• [Material for this exercise]

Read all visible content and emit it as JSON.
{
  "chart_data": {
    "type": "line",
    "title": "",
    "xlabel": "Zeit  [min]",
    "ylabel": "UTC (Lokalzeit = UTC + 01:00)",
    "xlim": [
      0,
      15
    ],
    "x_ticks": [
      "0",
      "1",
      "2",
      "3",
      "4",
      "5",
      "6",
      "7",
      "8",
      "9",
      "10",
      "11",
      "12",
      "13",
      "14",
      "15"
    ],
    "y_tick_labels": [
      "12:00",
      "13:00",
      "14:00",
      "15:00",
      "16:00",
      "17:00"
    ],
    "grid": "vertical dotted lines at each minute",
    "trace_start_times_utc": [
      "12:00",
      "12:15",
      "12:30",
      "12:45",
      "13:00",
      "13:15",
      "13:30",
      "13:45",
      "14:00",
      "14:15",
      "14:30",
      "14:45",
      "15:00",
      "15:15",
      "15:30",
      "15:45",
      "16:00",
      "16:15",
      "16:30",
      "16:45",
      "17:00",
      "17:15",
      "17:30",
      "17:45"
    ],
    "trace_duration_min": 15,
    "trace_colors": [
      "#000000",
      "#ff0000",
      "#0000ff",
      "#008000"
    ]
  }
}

• [What to produce] Every line of the data above should be copied exactly.

• [Right answer]
Read all visible content and emit it as JSON.
{
  "chart_data": {
    "type": "line",
    "title": "",
    "xlabel": "Zeit  [min]",
    "ylabel": "UTC (Lokalzeit = UTC + 01:00)",
    "xlim": [
      0,
      15
    ],
    "x_ticks": [
      "0",
      "1",
      "2",
      "3",
      "4",
      "5",
      "6",
      "7",
      "8",
      "9",
      "10",
      "11",
      "12",
      "13",
      "14",
      "15"
    ],
    "y_tick_labels": [
      "12:00",
      "13:00",
      "14:00",
      "15:00",
      "16:00",
      "17:00"
    ],
    "grid": "vertical dotted lines at each minute",
    "trace_start_times_utc": [
      "12:00",
      "12:15",
      "12:30",
      "12:45",
      "13:00",
      "13:15",
      "13:30",
      "13:45",
      "14:00",
      "14:15",
      "14:30",
      "14:45",
      "15:00",
      "15:15",
      "15:30",
      "15:45",
      "16:00",
      "16:15",
      "16:30",
      "16:45",
      "17:00",
      "17:15",
      "17:30",
      "17:45"
    ],
    "trace_duration_min": 15,
    "trace_colors": [
      "#000000",
      "#ff0000",
      "#0000ff",
      "#008000"
    ]
  }
}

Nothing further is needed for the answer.